EXERCISE TASK –
Copy, from the entries below, each line in which the string "přítomnosti" appears.

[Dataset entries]

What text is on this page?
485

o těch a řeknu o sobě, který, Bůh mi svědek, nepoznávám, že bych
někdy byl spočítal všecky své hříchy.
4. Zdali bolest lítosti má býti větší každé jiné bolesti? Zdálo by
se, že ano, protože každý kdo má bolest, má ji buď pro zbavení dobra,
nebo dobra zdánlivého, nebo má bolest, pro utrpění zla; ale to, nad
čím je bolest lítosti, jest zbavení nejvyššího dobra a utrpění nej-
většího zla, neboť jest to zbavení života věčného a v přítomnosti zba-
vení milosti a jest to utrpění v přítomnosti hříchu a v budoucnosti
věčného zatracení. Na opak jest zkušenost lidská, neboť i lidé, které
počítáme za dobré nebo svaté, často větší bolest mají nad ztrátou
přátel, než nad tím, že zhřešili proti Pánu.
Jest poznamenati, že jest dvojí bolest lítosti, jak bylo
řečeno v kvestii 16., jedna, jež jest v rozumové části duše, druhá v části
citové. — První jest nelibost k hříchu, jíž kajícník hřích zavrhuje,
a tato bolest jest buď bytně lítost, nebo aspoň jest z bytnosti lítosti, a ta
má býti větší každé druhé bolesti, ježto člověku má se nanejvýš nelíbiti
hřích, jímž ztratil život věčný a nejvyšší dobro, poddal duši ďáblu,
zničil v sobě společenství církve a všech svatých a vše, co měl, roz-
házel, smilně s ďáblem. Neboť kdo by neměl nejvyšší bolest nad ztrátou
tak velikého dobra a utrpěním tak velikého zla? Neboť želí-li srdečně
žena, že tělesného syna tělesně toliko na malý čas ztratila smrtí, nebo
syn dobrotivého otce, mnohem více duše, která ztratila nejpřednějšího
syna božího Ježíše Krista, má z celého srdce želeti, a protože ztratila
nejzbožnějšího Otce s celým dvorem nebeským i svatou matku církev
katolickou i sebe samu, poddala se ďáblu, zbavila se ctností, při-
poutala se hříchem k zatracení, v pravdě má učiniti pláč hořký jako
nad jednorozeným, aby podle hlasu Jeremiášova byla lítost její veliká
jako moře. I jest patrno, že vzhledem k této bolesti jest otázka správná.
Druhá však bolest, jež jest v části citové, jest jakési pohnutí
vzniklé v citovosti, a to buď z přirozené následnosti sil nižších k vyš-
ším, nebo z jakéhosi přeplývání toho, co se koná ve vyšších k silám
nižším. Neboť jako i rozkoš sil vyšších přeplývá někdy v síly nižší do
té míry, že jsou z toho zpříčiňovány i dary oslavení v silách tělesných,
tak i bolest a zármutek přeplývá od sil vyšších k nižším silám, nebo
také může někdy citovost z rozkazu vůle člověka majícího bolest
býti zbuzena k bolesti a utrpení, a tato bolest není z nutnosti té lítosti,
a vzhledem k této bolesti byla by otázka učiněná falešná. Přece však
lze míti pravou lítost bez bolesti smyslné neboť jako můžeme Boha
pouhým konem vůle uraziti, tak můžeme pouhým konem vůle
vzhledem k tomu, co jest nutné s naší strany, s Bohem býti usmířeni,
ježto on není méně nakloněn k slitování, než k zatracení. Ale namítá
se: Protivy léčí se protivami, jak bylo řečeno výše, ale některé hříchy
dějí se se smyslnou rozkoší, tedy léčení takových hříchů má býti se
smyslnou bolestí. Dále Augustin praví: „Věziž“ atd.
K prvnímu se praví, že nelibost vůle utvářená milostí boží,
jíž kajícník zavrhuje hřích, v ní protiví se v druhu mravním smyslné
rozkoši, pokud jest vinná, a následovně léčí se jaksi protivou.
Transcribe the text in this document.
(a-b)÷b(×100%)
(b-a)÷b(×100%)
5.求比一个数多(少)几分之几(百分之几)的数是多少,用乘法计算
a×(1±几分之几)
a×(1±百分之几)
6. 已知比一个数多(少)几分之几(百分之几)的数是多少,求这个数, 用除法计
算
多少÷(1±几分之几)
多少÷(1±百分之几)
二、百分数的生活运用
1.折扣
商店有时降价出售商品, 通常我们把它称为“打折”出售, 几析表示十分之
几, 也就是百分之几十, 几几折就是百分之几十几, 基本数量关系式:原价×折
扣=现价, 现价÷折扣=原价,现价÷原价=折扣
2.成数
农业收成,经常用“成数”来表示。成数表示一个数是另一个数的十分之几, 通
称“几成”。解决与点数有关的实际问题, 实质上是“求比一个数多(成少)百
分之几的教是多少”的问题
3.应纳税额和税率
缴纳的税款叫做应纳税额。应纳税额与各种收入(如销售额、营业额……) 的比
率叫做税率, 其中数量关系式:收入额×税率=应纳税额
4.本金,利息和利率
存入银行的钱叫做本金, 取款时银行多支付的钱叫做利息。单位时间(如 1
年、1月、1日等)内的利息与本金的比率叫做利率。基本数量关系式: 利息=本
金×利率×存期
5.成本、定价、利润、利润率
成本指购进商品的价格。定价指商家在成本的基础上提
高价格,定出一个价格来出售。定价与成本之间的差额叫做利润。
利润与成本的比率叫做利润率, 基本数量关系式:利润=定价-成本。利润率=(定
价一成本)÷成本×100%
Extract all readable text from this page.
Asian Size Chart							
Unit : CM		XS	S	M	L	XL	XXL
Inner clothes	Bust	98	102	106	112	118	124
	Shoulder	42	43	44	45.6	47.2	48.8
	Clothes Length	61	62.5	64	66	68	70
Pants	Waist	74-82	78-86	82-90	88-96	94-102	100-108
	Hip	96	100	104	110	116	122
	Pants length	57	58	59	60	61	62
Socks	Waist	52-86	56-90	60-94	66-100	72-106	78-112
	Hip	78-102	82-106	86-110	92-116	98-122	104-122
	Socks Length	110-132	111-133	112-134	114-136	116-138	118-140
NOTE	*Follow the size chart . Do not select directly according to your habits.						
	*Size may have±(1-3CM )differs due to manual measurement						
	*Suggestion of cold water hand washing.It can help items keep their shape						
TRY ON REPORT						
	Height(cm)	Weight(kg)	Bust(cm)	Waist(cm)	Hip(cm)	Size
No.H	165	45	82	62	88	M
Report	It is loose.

RIGHT ANSWER –
většího zla, neboť jest to zbavení života věčného a v přítomnosti zba-
vení milosti a jest to utrpění v přítomnosti hříchu a v budoucnosti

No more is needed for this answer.